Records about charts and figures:
···
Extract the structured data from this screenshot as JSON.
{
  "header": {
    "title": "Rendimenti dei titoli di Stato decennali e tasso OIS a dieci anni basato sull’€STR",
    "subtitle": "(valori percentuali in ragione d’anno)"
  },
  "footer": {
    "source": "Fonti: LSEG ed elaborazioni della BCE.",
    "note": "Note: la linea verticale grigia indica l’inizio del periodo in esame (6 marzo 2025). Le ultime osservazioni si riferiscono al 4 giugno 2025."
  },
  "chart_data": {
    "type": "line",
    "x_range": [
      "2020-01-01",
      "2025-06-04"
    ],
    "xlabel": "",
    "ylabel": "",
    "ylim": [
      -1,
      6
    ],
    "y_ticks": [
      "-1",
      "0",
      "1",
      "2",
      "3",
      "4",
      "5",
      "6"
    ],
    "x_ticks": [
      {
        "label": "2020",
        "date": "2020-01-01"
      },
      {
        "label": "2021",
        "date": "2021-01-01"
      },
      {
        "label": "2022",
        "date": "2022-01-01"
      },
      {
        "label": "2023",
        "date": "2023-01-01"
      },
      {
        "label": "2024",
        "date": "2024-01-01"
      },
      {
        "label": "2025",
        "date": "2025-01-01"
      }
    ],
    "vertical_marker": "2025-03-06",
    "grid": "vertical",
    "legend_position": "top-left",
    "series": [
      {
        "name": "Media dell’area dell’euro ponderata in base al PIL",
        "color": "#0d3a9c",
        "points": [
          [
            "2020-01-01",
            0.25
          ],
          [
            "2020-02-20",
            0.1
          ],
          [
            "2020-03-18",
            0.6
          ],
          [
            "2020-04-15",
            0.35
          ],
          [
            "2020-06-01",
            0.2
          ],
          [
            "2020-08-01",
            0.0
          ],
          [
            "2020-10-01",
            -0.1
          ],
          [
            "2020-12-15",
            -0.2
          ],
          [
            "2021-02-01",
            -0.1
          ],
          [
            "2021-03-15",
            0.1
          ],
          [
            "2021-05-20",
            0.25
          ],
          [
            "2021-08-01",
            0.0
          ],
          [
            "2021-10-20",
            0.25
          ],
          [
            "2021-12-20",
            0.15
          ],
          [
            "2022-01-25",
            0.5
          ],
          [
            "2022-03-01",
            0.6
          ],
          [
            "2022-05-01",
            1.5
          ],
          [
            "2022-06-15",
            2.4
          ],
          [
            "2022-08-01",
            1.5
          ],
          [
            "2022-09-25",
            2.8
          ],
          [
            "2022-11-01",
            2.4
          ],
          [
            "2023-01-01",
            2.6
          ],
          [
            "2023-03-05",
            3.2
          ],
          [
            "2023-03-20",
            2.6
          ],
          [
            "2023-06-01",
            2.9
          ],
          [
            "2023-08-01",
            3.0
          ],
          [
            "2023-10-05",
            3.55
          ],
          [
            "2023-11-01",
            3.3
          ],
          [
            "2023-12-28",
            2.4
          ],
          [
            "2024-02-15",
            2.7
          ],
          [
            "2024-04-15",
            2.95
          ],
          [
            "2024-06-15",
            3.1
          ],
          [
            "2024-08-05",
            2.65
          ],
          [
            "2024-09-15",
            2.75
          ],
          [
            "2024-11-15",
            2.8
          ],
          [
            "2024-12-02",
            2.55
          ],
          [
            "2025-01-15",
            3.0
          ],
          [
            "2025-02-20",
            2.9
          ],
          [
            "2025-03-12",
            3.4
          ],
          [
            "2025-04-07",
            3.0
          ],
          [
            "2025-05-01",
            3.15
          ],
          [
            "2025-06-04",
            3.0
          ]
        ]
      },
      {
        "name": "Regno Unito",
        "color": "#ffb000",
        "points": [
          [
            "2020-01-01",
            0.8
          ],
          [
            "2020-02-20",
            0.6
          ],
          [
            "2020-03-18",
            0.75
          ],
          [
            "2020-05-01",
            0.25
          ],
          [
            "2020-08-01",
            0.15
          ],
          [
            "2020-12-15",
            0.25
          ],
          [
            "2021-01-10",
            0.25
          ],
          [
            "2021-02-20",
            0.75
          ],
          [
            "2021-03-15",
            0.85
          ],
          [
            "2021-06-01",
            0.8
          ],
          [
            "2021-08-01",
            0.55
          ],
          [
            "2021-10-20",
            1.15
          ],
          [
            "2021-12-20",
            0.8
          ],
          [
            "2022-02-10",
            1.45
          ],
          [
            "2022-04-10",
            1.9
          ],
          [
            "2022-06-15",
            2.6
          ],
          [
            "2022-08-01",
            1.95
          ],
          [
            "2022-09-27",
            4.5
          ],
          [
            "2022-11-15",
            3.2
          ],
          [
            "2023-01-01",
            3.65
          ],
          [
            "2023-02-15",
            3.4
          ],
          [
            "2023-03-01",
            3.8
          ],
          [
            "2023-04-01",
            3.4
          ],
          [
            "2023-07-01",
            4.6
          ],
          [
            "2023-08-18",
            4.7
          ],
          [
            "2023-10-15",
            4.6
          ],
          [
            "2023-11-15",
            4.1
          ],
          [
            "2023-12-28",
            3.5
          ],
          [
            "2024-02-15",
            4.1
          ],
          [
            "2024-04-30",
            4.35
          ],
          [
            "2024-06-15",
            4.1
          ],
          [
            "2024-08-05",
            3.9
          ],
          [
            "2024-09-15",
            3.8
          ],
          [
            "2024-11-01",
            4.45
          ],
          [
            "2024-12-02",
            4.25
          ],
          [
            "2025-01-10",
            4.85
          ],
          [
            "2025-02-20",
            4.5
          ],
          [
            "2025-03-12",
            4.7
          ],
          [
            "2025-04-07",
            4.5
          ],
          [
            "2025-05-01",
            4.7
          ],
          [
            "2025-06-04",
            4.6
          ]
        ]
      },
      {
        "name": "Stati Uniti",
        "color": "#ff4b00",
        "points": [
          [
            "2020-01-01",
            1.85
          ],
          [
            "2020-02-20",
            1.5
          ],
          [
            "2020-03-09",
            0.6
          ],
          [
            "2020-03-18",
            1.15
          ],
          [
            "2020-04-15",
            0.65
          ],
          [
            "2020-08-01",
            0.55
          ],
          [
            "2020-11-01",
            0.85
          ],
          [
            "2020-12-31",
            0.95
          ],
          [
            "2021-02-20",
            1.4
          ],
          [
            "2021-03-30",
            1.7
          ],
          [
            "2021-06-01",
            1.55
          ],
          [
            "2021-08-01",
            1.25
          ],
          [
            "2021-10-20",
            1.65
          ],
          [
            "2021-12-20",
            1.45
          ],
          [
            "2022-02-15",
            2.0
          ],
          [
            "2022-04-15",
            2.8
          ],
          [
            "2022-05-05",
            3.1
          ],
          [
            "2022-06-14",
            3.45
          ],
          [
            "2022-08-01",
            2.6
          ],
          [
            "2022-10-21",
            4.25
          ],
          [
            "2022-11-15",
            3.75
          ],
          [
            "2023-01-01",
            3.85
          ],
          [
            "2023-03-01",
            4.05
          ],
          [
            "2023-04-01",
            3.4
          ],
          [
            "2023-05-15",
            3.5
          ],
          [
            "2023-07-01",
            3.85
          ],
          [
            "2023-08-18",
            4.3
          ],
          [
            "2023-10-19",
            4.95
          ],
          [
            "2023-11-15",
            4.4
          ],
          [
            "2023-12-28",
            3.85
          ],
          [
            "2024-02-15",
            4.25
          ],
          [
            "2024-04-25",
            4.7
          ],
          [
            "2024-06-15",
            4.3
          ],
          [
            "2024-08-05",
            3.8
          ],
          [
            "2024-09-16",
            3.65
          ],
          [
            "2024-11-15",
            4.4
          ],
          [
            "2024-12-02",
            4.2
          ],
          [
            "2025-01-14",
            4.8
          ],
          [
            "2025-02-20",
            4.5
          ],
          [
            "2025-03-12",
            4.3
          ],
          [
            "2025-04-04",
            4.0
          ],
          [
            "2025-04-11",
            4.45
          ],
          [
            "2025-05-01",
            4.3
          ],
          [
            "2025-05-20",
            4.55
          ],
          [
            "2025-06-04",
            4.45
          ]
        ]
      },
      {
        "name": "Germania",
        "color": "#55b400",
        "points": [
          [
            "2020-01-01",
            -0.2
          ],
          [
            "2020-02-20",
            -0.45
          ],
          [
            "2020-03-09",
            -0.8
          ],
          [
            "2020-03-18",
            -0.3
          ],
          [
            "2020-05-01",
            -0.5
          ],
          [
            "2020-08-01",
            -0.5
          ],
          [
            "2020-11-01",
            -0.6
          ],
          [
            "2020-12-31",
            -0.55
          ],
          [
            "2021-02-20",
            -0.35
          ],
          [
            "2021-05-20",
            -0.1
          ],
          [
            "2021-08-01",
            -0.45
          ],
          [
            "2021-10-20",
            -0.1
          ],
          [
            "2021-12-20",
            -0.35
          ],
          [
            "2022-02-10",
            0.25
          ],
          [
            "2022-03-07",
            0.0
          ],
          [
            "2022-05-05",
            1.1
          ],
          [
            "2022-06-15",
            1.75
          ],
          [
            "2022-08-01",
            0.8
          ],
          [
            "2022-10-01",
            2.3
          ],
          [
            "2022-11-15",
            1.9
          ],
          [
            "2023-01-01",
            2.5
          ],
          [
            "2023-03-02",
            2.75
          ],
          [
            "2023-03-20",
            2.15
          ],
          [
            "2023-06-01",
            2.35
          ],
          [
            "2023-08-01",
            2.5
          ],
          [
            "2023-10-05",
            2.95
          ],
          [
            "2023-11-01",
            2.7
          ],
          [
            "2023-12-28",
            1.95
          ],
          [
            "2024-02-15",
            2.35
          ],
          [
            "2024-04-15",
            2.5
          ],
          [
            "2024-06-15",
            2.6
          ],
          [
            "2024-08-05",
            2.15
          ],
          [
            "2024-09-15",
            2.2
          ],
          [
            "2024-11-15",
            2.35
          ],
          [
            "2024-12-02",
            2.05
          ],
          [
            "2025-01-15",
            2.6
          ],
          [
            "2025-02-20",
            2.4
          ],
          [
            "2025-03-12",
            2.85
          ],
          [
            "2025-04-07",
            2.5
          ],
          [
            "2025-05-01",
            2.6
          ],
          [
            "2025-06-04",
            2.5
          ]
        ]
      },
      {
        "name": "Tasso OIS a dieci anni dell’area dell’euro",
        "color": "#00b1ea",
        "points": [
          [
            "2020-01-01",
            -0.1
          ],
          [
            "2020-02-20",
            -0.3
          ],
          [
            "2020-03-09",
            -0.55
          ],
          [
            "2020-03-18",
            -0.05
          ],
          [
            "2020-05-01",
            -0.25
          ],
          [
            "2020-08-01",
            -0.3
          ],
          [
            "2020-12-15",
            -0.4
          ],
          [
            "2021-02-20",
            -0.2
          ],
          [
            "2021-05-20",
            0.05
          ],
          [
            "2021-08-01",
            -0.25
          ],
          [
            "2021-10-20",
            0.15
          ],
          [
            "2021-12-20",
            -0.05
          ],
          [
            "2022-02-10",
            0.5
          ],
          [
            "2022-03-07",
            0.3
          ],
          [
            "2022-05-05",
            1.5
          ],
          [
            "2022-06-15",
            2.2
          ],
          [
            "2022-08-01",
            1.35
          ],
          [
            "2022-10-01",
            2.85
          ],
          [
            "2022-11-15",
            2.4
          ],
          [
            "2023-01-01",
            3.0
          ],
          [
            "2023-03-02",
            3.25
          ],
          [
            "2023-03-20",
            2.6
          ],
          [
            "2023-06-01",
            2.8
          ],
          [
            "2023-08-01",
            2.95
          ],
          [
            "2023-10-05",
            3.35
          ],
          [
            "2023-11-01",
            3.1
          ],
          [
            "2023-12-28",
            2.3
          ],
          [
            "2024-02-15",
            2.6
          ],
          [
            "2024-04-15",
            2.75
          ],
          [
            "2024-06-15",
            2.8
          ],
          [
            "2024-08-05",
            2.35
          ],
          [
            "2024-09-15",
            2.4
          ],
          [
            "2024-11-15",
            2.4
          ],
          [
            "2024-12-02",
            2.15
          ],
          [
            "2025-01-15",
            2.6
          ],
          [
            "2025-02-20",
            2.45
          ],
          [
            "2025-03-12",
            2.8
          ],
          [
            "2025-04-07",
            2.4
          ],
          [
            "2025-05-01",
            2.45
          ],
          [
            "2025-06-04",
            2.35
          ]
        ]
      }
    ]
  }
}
···
EXERCISE TASK: Look through the material above. Copy each line where the word "dieci" appears.

ANSWER TO THE PROBLEM:
    "title": "Rendimenti dei titoli di Stato decennali e tasso OIS a dieci anni basato sull’€STR",
        "name": "Tasso OIS a dieci anni dell’area dell’euro",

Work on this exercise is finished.